[Figure content listings]
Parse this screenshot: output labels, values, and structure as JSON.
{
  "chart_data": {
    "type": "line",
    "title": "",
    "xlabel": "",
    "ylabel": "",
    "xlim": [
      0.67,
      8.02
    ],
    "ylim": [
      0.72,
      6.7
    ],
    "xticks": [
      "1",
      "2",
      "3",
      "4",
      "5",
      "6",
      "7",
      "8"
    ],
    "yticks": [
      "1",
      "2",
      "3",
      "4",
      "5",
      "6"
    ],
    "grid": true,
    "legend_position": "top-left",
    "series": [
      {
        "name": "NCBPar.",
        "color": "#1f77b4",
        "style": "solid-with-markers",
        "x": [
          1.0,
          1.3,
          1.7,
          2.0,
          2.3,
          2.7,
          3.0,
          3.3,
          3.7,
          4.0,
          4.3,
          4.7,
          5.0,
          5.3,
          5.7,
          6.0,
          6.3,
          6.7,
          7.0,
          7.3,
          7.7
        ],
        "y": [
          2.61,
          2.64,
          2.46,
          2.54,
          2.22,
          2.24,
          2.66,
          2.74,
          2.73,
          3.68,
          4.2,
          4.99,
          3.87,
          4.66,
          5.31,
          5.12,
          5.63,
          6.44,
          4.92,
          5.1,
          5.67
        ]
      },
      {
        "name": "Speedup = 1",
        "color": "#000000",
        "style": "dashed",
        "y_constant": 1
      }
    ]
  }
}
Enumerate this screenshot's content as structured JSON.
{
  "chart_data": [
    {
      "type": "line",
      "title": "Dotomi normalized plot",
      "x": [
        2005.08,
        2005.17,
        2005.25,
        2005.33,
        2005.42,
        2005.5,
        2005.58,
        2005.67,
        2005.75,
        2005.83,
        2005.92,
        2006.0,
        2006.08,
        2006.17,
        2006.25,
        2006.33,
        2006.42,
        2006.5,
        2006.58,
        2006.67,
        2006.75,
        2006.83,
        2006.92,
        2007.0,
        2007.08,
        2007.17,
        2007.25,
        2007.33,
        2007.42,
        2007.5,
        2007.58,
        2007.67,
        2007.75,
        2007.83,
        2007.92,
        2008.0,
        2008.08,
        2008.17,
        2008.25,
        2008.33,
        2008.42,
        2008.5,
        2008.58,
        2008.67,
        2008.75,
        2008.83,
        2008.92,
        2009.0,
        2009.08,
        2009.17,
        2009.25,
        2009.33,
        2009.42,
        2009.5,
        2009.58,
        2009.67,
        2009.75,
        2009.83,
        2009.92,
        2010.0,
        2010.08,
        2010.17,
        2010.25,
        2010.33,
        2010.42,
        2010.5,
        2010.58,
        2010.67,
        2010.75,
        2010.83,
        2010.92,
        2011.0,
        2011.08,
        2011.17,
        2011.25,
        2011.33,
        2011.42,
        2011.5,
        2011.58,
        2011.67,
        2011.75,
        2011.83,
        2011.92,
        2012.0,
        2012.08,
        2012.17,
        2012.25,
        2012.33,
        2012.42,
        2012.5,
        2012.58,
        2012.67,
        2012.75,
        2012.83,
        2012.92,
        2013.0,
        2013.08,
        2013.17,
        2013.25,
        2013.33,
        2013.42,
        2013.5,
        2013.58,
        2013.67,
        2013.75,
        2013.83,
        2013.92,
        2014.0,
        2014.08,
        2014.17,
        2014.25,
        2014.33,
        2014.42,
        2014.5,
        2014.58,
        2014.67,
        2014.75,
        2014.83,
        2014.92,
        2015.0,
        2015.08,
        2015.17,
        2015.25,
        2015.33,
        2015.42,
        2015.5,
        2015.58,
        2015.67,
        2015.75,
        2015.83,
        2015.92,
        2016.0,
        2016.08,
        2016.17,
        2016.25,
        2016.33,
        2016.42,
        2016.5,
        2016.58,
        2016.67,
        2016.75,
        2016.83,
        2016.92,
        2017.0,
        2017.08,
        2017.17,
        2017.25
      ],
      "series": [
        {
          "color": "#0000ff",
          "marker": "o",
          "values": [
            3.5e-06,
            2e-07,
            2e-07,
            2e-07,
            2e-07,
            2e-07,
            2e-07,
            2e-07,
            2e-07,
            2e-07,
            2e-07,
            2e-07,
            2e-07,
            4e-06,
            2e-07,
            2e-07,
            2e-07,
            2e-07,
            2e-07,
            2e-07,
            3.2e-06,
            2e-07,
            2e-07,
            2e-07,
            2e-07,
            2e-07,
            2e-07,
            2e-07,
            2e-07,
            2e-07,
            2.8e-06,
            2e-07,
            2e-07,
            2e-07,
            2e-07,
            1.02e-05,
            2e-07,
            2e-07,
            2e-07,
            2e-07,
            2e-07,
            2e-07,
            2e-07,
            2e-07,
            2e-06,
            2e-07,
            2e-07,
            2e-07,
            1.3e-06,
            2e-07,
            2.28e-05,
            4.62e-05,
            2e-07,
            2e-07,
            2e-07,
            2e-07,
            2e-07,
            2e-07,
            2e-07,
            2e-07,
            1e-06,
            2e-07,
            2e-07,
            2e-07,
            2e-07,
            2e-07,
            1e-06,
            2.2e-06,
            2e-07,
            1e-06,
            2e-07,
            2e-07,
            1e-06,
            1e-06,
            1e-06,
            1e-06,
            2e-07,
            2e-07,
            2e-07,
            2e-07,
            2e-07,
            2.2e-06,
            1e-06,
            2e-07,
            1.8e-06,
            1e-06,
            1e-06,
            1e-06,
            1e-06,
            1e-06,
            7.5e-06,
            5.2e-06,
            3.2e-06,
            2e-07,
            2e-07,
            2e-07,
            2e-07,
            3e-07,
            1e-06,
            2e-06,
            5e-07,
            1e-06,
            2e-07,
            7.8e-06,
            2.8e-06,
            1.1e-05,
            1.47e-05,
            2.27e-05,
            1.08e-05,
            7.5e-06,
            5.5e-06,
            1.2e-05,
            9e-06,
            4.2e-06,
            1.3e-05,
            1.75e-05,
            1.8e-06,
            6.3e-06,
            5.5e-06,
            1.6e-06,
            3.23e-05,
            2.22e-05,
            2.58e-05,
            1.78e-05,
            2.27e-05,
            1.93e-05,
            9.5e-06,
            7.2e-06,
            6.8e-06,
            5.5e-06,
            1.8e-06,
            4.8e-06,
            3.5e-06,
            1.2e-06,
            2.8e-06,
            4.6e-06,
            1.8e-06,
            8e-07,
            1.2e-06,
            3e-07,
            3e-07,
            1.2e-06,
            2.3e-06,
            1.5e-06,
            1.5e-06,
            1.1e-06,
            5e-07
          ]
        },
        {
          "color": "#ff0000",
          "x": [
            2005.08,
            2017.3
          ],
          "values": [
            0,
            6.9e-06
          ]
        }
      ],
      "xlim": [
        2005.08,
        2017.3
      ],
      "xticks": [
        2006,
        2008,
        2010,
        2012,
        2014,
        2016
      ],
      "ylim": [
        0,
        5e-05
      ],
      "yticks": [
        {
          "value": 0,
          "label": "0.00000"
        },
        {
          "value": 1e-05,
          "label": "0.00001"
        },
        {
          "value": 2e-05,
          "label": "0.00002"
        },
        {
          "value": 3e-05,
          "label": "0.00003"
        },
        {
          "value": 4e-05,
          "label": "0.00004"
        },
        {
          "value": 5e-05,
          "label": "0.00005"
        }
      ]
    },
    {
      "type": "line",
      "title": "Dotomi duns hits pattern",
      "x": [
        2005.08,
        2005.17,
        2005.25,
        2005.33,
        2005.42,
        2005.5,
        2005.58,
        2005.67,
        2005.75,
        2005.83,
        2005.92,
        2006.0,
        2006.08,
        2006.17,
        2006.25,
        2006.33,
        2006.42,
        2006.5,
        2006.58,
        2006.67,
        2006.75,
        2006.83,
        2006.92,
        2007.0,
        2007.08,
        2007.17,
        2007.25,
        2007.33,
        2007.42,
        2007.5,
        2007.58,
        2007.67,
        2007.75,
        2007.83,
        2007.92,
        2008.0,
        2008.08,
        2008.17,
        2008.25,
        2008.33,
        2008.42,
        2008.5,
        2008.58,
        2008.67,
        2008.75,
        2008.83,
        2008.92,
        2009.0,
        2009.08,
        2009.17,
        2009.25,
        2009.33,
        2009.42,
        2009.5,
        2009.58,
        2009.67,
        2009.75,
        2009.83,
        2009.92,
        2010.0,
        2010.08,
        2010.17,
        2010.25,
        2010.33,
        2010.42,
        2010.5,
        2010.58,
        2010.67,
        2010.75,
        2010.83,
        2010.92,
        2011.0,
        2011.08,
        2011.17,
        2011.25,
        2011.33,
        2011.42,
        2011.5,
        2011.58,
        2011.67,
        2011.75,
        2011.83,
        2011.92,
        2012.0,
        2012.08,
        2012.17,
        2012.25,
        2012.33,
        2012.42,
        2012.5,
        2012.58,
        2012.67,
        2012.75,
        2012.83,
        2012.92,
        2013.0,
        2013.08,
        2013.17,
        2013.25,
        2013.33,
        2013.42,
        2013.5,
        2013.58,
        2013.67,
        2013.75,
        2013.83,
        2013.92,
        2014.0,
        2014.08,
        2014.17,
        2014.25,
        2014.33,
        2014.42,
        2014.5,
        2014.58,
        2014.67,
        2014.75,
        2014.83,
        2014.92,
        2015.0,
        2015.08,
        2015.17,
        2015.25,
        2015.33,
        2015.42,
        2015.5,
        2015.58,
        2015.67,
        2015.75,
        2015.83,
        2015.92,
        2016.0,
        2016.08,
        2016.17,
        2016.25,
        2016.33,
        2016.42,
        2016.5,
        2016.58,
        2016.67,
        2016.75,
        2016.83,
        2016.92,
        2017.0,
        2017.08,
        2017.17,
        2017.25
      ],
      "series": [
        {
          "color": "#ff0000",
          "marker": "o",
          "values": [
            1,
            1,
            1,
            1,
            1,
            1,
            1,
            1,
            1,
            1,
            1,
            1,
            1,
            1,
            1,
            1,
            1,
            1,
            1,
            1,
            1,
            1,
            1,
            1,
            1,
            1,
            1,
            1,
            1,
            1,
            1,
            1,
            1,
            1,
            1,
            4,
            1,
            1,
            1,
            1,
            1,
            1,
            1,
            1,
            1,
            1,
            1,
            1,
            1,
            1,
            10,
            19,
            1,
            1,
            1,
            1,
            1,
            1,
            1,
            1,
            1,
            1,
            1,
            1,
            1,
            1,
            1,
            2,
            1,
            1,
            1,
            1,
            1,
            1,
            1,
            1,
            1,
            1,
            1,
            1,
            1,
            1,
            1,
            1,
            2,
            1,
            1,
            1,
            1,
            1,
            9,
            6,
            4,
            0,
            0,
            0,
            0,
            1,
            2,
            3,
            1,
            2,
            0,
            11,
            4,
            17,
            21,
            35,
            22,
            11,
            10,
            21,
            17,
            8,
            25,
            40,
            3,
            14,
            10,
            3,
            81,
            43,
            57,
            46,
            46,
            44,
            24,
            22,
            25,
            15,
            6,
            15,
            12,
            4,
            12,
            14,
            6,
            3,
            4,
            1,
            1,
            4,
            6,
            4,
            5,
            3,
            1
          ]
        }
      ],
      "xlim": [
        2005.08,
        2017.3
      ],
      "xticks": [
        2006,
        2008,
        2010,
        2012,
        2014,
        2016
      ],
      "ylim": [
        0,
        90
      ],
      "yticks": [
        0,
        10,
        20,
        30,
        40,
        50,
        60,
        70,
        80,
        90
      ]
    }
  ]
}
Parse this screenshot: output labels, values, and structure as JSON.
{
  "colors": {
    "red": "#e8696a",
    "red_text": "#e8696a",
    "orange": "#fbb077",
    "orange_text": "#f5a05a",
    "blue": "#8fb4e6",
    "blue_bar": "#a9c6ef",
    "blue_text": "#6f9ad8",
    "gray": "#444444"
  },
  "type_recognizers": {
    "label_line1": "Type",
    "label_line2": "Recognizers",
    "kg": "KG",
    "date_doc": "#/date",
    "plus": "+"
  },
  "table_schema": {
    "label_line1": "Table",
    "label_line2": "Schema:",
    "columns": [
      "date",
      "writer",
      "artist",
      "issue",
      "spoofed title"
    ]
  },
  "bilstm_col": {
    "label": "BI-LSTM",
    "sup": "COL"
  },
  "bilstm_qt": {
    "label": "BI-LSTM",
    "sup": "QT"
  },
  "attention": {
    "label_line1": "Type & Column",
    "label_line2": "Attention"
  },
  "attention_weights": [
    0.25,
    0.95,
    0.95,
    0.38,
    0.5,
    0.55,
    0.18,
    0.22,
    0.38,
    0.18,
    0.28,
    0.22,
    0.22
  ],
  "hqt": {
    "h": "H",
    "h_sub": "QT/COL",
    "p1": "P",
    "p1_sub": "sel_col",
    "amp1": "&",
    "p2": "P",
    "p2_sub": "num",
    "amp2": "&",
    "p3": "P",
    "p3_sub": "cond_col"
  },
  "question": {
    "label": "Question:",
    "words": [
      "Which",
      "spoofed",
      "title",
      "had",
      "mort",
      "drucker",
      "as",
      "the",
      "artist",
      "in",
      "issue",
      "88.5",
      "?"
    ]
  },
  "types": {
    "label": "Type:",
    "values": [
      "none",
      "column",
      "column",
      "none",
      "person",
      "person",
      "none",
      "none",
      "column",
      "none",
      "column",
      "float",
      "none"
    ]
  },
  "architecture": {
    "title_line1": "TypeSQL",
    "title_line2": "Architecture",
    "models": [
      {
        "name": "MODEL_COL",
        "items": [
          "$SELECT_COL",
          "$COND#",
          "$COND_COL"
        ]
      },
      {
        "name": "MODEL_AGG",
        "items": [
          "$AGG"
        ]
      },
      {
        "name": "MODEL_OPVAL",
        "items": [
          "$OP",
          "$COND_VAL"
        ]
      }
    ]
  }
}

* Exercise objective
Using the material above, gather every line that includes "name".

* Correct result
        "name": "NCBPar.",
        "name": "Speedup = 1",
        "name": "MODEL_COL",
        "name": "MODEL_AGG",
        "name": "MODEL_OPVAL",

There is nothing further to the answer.